● TASK
Check every line of the material below for the string "賞味期限切れ", and return the ones that have it.

(Figure dataset records)
■ ■ ■ ■ ■
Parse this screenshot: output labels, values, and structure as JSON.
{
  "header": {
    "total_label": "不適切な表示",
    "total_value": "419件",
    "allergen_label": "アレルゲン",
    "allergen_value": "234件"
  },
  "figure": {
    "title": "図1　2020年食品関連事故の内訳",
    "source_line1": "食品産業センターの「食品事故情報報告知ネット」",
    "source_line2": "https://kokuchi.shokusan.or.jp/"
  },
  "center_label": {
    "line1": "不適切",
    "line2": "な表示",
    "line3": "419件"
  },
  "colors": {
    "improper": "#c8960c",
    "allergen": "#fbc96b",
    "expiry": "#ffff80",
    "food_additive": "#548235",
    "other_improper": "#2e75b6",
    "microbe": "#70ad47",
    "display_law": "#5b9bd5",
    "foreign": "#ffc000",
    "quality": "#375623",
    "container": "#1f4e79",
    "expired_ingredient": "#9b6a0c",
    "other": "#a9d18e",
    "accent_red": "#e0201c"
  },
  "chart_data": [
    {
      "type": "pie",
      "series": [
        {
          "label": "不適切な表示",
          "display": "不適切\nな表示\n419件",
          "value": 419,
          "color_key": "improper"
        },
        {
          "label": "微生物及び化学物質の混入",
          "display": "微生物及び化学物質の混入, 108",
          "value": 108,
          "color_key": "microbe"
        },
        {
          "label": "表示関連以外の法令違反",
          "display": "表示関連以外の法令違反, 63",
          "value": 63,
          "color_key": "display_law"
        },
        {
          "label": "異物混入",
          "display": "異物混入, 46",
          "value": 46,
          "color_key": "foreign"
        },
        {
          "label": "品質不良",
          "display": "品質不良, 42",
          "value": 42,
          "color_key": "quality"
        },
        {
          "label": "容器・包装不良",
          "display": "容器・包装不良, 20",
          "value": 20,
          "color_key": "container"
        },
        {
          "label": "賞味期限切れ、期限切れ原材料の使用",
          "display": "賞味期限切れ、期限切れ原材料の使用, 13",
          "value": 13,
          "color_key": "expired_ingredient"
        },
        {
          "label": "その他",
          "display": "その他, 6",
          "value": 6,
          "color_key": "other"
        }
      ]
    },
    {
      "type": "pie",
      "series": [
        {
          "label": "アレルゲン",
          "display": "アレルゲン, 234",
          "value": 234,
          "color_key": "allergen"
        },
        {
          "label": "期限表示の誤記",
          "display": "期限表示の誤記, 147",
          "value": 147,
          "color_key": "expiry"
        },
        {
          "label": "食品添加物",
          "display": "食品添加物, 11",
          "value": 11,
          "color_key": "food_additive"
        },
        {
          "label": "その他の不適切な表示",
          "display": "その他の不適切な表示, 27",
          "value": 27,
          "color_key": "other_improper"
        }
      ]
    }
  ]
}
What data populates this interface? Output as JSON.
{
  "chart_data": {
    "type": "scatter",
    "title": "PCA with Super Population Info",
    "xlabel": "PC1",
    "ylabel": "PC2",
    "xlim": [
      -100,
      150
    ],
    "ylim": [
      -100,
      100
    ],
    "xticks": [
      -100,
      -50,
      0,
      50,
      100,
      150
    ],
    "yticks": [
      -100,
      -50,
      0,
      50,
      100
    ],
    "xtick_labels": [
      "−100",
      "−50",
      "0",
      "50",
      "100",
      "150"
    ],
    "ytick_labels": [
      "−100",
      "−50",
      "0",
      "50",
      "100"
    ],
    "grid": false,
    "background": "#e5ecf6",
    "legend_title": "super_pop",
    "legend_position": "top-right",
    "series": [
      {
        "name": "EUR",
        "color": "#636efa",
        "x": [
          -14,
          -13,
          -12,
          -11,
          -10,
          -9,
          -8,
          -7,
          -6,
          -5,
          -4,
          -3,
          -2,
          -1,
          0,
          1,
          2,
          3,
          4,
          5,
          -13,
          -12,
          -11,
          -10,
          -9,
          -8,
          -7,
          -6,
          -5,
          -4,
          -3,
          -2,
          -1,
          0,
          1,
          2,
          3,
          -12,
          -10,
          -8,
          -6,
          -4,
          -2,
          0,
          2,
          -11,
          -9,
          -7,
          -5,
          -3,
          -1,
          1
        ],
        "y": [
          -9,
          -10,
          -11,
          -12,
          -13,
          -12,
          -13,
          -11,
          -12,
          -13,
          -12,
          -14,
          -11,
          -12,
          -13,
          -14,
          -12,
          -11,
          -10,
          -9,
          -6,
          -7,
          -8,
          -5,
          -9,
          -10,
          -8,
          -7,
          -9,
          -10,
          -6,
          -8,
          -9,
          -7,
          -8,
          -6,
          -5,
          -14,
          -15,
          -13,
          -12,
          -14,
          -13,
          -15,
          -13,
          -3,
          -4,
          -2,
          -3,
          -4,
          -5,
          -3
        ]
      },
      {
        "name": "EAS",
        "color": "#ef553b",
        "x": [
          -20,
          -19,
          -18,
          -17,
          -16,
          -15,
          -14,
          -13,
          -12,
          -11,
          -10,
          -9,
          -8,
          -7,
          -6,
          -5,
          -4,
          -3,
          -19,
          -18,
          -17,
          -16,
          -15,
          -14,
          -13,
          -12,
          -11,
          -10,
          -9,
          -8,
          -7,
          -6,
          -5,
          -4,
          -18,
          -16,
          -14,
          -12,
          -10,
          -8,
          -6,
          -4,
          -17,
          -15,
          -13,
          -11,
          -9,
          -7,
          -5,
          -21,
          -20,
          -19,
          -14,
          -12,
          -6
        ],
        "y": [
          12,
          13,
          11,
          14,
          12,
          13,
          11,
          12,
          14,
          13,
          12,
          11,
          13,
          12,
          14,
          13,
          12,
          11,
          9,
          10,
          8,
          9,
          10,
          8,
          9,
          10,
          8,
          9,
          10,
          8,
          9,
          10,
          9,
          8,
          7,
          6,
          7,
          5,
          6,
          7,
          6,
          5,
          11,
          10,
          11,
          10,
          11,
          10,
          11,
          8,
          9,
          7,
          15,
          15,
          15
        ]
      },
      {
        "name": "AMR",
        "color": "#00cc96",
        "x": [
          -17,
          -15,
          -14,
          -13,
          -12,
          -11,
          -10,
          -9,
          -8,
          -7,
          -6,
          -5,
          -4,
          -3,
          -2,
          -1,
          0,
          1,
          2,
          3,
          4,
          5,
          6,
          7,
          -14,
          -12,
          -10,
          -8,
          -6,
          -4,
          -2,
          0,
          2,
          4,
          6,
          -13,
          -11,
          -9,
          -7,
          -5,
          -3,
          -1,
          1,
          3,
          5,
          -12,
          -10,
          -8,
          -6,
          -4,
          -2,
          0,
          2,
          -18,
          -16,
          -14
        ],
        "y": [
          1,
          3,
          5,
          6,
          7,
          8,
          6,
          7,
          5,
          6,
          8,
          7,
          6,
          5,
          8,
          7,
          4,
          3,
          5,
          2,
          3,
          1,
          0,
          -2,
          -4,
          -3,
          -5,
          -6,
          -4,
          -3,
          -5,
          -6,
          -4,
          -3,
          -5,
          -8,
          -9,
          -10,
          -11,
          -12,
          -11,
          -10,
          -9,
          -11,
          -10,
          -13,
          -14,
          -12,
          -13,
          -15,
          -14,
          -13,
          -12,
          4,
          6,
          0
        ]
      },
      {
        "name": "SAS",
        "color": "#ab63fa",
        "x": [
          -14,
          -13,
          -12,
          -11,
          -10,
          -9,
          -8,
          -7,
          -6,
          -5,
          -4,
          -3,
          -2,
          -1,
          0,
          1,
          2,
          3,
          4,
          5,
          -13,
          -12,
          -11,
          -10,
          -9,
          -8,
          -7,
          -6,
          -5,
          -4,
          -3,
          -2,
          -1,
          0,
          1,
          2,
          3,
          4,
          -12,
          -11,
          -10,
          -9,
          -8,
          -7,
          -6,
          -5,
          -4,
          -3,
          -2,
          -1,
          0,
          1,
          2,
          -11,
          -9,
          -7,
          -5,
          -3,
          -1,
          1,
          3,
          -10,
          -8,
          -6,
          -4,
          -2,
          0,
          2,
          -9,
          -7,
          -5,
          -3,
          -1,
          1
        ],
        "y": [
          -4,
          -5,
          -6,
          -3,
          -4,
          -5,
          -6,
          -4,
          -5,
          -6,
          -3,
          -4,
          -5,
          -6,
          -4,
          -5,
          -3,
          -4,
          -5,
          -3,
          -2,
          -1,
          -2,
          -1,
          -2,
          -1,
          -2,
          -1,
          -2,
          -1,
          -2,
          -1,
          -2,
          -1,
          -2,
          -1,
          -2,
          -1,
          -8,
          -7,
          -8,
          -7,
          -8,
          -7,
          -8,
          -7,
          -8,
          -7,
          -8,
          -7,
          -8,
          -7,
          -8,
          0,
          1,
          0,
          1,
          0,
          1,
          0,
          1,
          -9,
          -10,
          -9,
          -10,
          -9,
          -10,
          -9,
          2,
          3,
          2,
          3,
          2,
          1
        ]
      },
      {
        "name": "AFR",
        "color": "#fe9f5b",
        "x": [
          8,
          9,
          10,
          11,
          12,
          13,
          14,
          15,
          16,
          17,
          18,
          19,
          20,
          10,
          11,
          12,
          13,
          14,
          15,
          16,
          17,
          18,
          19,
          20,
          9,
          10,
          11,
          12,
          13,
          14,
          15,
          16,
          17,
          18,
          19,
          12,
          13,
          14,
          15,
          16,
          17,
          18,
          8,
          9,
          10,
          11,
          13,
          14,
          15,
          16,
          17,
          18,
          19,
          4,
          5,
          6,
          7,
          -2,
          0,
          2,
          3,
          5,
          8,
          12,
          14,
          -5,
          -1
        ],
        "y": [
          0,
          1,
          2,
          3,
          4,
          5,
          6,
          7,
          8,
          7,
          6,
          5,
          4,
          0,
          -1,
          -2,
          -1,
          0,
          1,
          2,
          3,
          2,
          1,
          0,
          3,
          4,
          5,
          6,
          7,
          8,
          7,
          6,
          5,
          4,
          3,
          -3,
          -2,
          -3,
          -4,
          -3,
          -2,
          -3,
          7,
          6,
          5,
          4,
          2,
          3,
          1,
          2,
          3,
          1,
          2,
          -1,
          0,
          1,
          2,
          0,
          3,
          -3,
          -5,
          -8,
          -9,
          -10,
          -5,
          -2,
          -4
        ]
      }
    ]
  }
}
■ ■ ■ ■ ■
● RESULT FOR THIS TASK
          "label": "賞味期限切れ、期限切れ原材料の使用",
          "display": "賞味期限切れ、期限切れ原材料の使用, 13",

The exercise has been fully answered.